Two of us coming as well. Is there a list? A flag? Or just look for "a group"?


----------



## Maverick2010 (Jun 8, 2012)

I'd love to come along. I am new to Dubai and here on my own. Would be fantastic to meet new people. Have been sick for a few days so doubt I'll be eating much.


----------



## ipshi (Jul 23, 2010)

Hey Maverick, please do come 

its a dimsum place so the stuff is easy on the tummy -- especially the steamed ones


----------



## ipshi (Jul 23, 2010)

Alright so last count is 

pamela
ipshi
iq2012
ibkiss
roadworrier+1
razi
saraswat
Janet + Liz
Tristan
Maverick
Marcel
Ann+1


Maybe
Maiden 

I will be booking a table under my name Ipshi for us outside. I can't wait to meet u guys! We will be there at 8 pm. See u soon


----------



## pamela0810 (Apr 5, 2010)

@Ipshi: Thanks for taking this over. Still doubtful if I can make it but I will call you later today 

@Ibkiss: Thanks for the tip! 

Does anyone know if they have soup there? I'm tired of my cup-a-soup!


----------



## IQ2012 (Feb 14, 2012)

*Recon*



pamela0810 said:


> @Ipshi: Thanks for taking this over. Still doubtful if I can make it but I will call you later today
> 
> @Ibkiss: Thanks for the tip!
> 
> Does anyone know if they have soup there? I'm tired of my cup-a-soup!


hey Pam

Hope you are feeling better.

Had a look at menu (research of course ) and they have soups :clap2:

Chicken wonton soup: delicate broth, chicken dumplings 

and

Mix mushroom soup: warming and delicious 

Ping Pong


----------



## pamela0810 (Apr 5, 2010)

IQ2012 said:


> hey Pam
> 
> Hope you are feeling better.
> 
> ...


Awww IQ! Remind me to give you a big :hug: when I see you tonight! These soups sound delicious!


----------



## ipshi (Jul 23, 2010)

The soups are delicious! Also the sticky rice is yum and doesn't require any chewing


----------



## IQ2012 (Feb 14, 2012)

# Exercise tasks
A. Translate this sentence from the forum thread into Spanish: "I will be booking a table under my name Ipshi for us outside."
B. Repeat the passage of the forum thread from "## Maverick2010 (Jun" to "be eating much.".
C. According to the forum thread, at what time will ipshi's group be at the restaurant?
Answer using only the forum thread.

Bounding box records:
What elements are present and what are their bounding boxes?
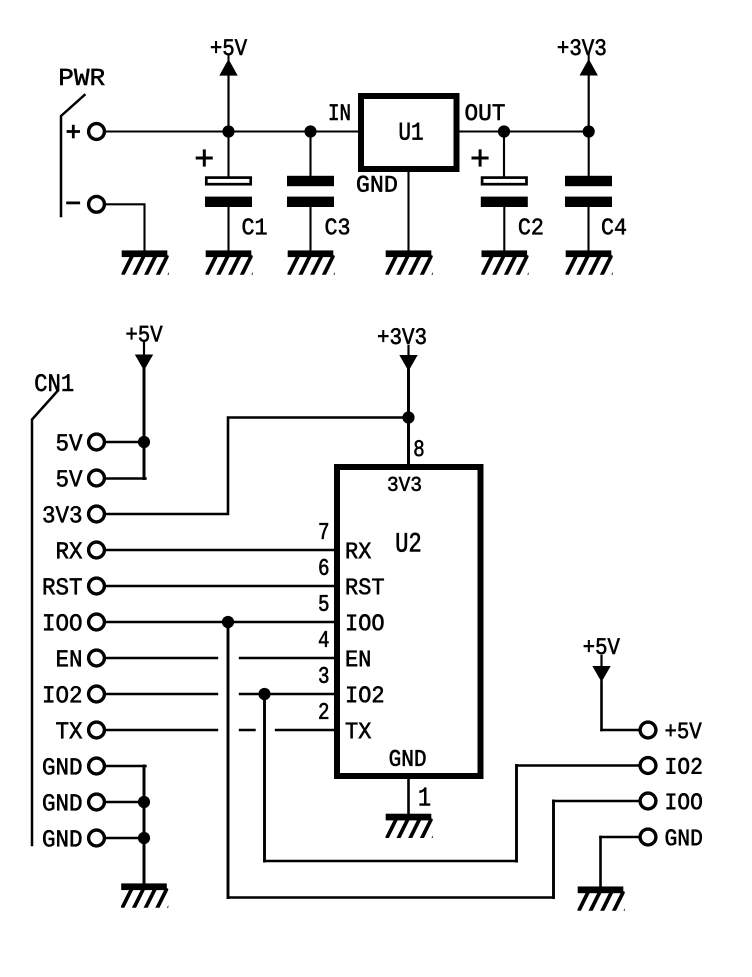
junction 5V pin1 xyxy=(138,436,150,448)
wire IO0 bottom horizontal xyxy=(228,896,554,899)
microcontroller U2 box xyxy=(337,467,481,776)
wire +3V3 down to node xyxy=(407,371,410,418)
wire EN segment 2 xyxy=(240,657,334,659)
wire 5V pin2 xyxy=(106,477,146,479)
wire +3V3 to node xyxy=(588,75,590,132)
wire U1 GND to ground xyxy=(407,172,409,251)
CN1 pin label IO2 xyxy=(44,686,81,703)
power +5V arrow right xyxy=(600,656,602,667)
junction IO2 xyxy=(258,688,270,700)
wire RX xyxy=(106,549,334,551)
ground U1 xyxy=(386,250,443,274)
capacitor C3 label xyxy=(326,218,349,234)
wire C2 to ground xyxy=(503,207,505,251)
wire PWR minus to ground xyxy=(106,204,145,251)
wire node to U2 pin 8 xyxy=(407,418,410,468)
ground C3 xyxy=(288,250,345,274)
connector CN1 label xyxy=(35,374,73,391)
microcontroller U2 label xyxy=(397,533,420,552)
wire +5V right to pin xyxy=(602,729,639,732)
wire node to C2 xyxy=(503,132,505,178)
wire IO0 xyxy=(106,621,334,623)
wire IO2 bottom horizontal xyxy=(265,860,517,863)
header pin IO2 xyxy=(640,758,656,774)
wire 5V pin1 xyxy=(106,441,144,443)
power +5V label CN1 xyxy=(127,326,163,342)
wire +5V right down xyxy=(600,682,603,731)
ground right header xyxy=(578,886,635,910)
CN1 pin 5V row y=442 xyxy=(89,434,105,450)
CN1 pin label EN xyxy=(57,650,80,666)
connector CN1 bracket xyxy=(32,391,58,845)
wire IO0 to pin xyxy=(554,800,639,803)
CN1 pin label IO0 xyxy=(44,614,81,631)
wire GND pin1 xyxy=(106,765,146,767)
connector PWR bracket xyxy=(61,95,85,216)
U2 pin number 3 xyxy=(319,667,328,683)
CN1 pin 5V row y=478 xyxy=(89,470,105,486)
junction GND pin3 xyxy=(138,832,150,844)
ground C4 xyxy=(566,250,623,274)
wire C4 to ground xyxy=(587,207,589,251)
CN1 pin label RST xyxy=(44,578,82,595)
junction node C2 xyxy=(498,125,510,137)
power +3V3 arrow top xyxy=(580,59,598,76)
capacitor C4 label xyxy=(602,218,626,234)
wire GND chain vertical xyxy=(143,766,146,884)
power +5V arrow CN1 xyxy=(143,343,145,356)
wire IO2 rise xyxy=(515,766,518,862)
wire U2 pin 1 to ground xyxy=(407,776,410,814)
U2 pin number 8 xyxy=(414,440,423,456)
CN1 pin TX row y=730 xyxy=(89,722,105,738)
wire U1 OUT to +3V3 node xyxy=(460,130,589,132)
CN1 pin 3V3 row y=514 xyxy=(89,506,105,522)
U2 pin label RX xyxy=(347,543,371,559)
wire PWR plus to U1 IN xyxy=(106,130,358,132)
PWR minus terminal label xyxy=(68,201,79,204)
regulator U1 box xyxy=(361,96,457,169)
CN1 pin label RX xyxy=(57,542,82,558)
wire GND right down xyxy=(599,837,602,887)
CN1 pin EN row y=658 xyxy=(89,650,105,666)
wire +5V down to 5V pins xyxy=(143,370,146,479)
wire TX segment 1 xyxy=(106,729,217,731)
capacitor C1 label xyxy=(243,218,267,234)
wire IO2 segment 2 xyxy=(240,693,334,695)
wire IO0 rise xyxy=(552,801,555,898)
capacitor C3 plates xyxy=(287,176,334,186)
wire node to C3 xyxy=(309,132,311,177)
header pin label IO2 xyxy=(667,758,702,774)
wire TX segment 3 xyxy=(276,729,334,731)
wire C1 to ground xyxy=(227,207,229,251)
junction node C1 xyxy=(222,125,234,137)
wire GND pin3 xyxy=(106,837,144,839)
U2 pin label RST xyxy=(347,578,384,594)
wire IO0 vertical xyxy=(227,622,230,898)
U2 pin number 4 xyxy=(319,631,329,647)
power +3V3 label top xyxy=(558,39,606,55)
header pin label +5V xyxy=(666,723,702,739)
CN1 pin GND row y=766 xyxy=(89,758,105,774)
U2 pin number 6 xyxy=(319,559,328,575)
PWR minus pin xyxy=(89,196,105,212)
U2 pin label 3V3 xyxy=(388,477,421,491)
ground CN1 xyxy=(121,883,178,907)
power +5V arrow top xyxy=(219,59,237,76)
ground C2 xyxy=(482,250,539,274)
CN1 pin label GND xyxy=(43,758,81,775)
wire 3V3 pin to U2 node xyxy=(106,418,409,515)
CN1 pin IO0 row y=622 xyxy=(89,614,105,630)
junction IO0 xyxy=(222,616,234,628)
wire IO2 vertical xyxy=(263,694,266,861)
power +5V label top xyxy=(211,39,247,55)
CN1 pin IO2 row y=694 xyxy=(89,686,105,702)
header pin GND xyxy=(640,829,656,845)
U2 pin label TX xyxy=(346,723,371,739)
capacitor C2 label xyxy=(519,218,542,234)
pin label GND U1 xyxy=(357,176,397,192)
wire GND pin2 xyxy=(106,801,144,803)
U2 pin label IO2 xyxy=(347,686,383,702)
wire IO2 to pin xyxy=(517,764,639,767)
junction node C4 xyxy=(583,125,595,137)
PWR plus terminal label xyxy=(68,130,79,133)
U2 pin number 5 xyxy=(319,595,328,611)
wire +5V to node xyxy=(227,75,229,132)
PWR plus pin xyxy=(89,124,105,140)
CN1 pin label 3V3 xyxy=(43,506,81,522)
CN1 pin RST row y=586 xyxy=(89,578,105,594)
wire C3 to ground xyxy=(309,207,311,251)
header pin label IO0 xyxy=(667,793,702,809)
U2 pin label EN xyxy=(347,651,370,667)
wire node to C4 xyxy=(588,132,590,177)
power +3V3 arrow CN1 xyxy=(407,346,409,356)
CN1 pin label GND xyxy=(43,794,81,811)
connector PWR label xyxy=(60,69,104,85)
power +5V label right xyxy=(584,638,620,654)
junction node C3 xyxy=(304,125,316,137)
wire RST xyxy=(106,585,334,587)
pin label OUT xyxy=(466,104,505,120)
CN1 pin label 5V xyxy=(57,470,83,486)
CN1 pin GND row y=838 xyxy=(89,830,105,846)
wire TX segment 2 xyxy=(240,729,255,731)
ground PWR minus xyxy=(122,250,179,274)
wire GND pin right xyxy=(601,836,639,839)
U2 pin number 1 xyxy=(420,788,430,806)
header pin +5V xyxy=(640,722,656,738)
header pin label GND xyxy=(666,829,702,845)
pin label IN xyxy=(330,104,350,120)
capacitor C4 plates xyxy=(565,176,612,186)
U2 pin label GND xyxy=(390,750,426,766)
capacitor C2 plates xyxy=(482,178,526,185)
junction 3V3 node xyxy=(402,411,414,423)
regulator U1 label xyxy=(400,123,423,140)
wire IO2 segment 1 xyxy=(106,693,217,695)
CN1 pin GND row y=802 xyxy=(89,794,105,810)
wire node to C1 xyxy=(227,132,229,178)
U2 pin label IO0 xyxy=(347,614,383,630)
U2 pin number 2 xyxy=(319,703,328,719)
ground U2 xyxy=(386,814,443,838)
CN1 pin label GND xyxy=(43,830,81,847)
CN1 pin RX row y=550 xyxy=(89,542,105,558)
CN1 pin label 5V xyxy=(57,434,83,450)
power +3V3 label CN1 xyxy=(378,328,426,344)
CN1 pin label TX xyxy=(56,722,82,738)
junction GND pin2 xyxy=(138,796,150,808)
ground C1 xyxy=(206,250,263,274)
header pin IO0 xyxy=(640,793,656,809)
capacitor C1 plates xyxy=(206,178,250,185)
U2 pin number 7 xyxy=(320,523,329,539)
wire EN segment 1 xyxy=(106,657,217,659)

# Answers to the exercise
A. Reservaré una mesa a mi nombre, Ipshi, para nosotros afuera.

B.
## Maverick2010 (Jun 8, 2012)

I'd love to come along. I am new to Dubai and here on my own. Would be fantastic to meet new people. Have been sick for a few days so doubt I'll be eating much.

C. At 8 pm.